→ **TASK INSTRUCTIONS**
Output the records exactly as they appear, with no pictures included.

→ **RECORDS FOR THIS TASK**
______

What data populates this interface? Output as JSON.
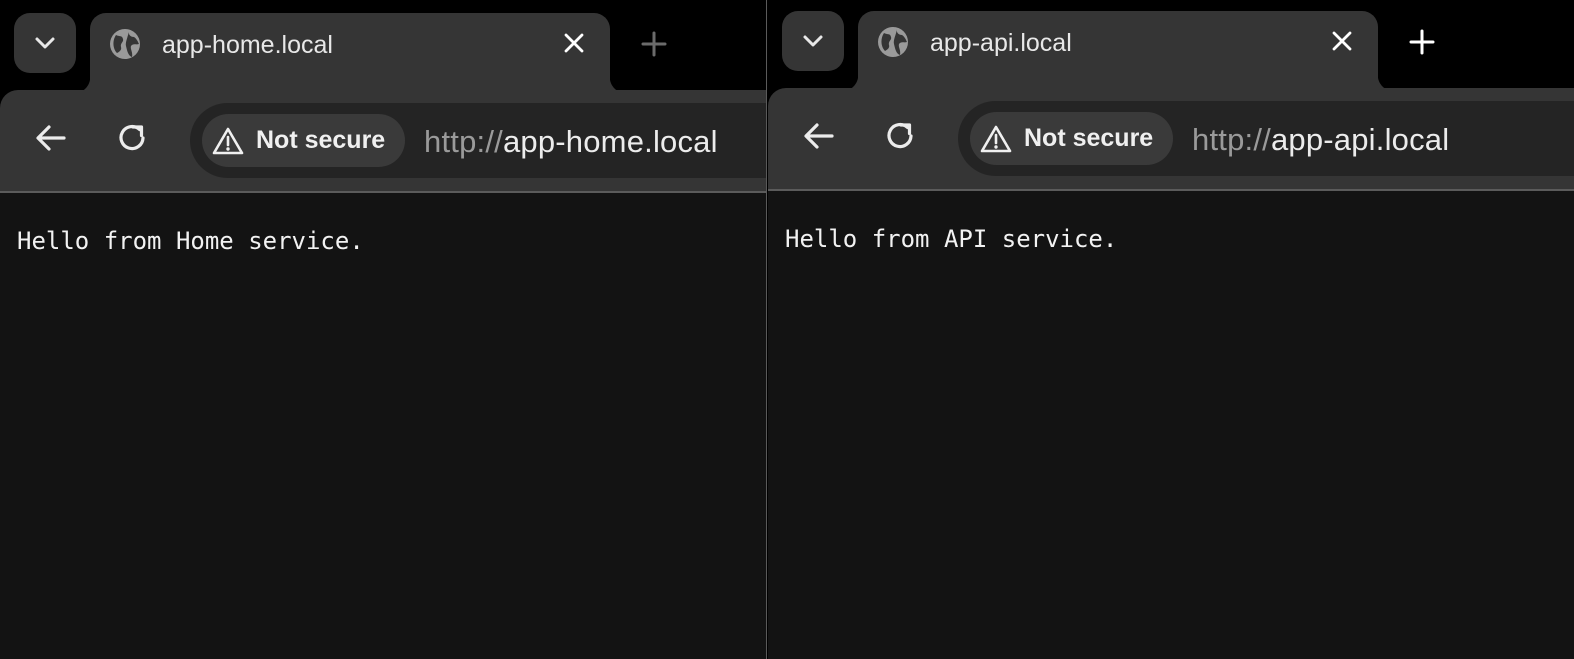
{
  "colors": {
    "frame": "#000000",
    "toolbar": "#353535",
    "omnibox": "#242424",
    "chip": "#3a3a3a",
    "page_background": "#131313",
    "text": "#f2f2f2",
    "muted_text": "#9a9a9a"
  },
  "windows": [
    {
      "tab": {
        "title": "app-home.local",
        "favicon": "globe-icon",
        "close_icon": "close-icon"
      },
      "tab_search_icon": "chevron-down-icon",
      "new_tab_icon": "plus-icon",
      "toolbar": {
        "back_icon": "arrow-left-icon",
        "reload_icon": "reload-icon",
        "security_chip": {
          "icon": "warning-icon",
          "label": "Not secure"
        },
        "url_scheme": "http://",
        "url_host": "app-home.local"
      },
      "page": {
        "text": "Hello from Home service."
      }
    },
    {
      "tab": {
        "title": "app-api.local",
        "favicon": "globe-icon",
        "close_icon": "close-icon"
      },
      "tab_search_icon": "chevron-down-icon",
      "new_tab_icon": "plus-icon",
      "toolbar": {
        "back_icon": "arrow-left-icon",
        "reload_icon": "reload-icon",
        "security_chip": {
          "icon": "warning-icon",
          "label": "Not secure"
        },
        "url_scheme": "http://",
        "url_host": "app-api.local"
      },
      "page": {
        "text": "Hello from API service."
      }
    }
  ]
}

______

→ **THE COMPLETED TASK**
What data populates this interface? Output as JSON.
{
  "colors": {
    "frame": "#000000",
    "toolbar": "#353535",
    "omnibox": "#242424",
    "chip": "#3a3a3a",
    "page_background": "#131313",
    "text": "#f2f2f2",
    "muted_text": "#9a9a9a"
  },
  "windows": [
    {
      "tab": {
        "title": "app-home.local",
        "favicon": "globe-icon",
        "close_icon": "close-icon"
      },
      "tab_search_icon": "chevron-down-icon",
      "new_tab_icon": "plus-icon",
      "toolbar": {
        "back_icon": "arrow-left-icon",
        "reload_icon": "reload-icon",
        "security_chip": {
          "icon": "warning-icon",
          "label": "Not secure"
        },
        "url_scheme": "http://",
        "url_host": "app-home.local"
      },
      "page": {
        "text": "Hello from Home service."
      }
    },
    {
      "tab": {
        "title": "app-api.local",
        "favicon": "globe-icon",
        "close_icon": "close-icon"
      },
      "tab_search_icon": "chevron-down-icon",
      "new_tab_icon": "plus-icon",
      "toolbar": {
        "back_icon": "arrow-left-icon",
        "reload_icon": "reload-icon",
        "security_chip": {
          "icon": "warning-icon",
          "label": "Not secure"
        },
        "url_scheme": "http://",
        "url_host": "app-api.local"
      },
      "page": {
        "text": "Hello from API service."
      }
    }
  ]
}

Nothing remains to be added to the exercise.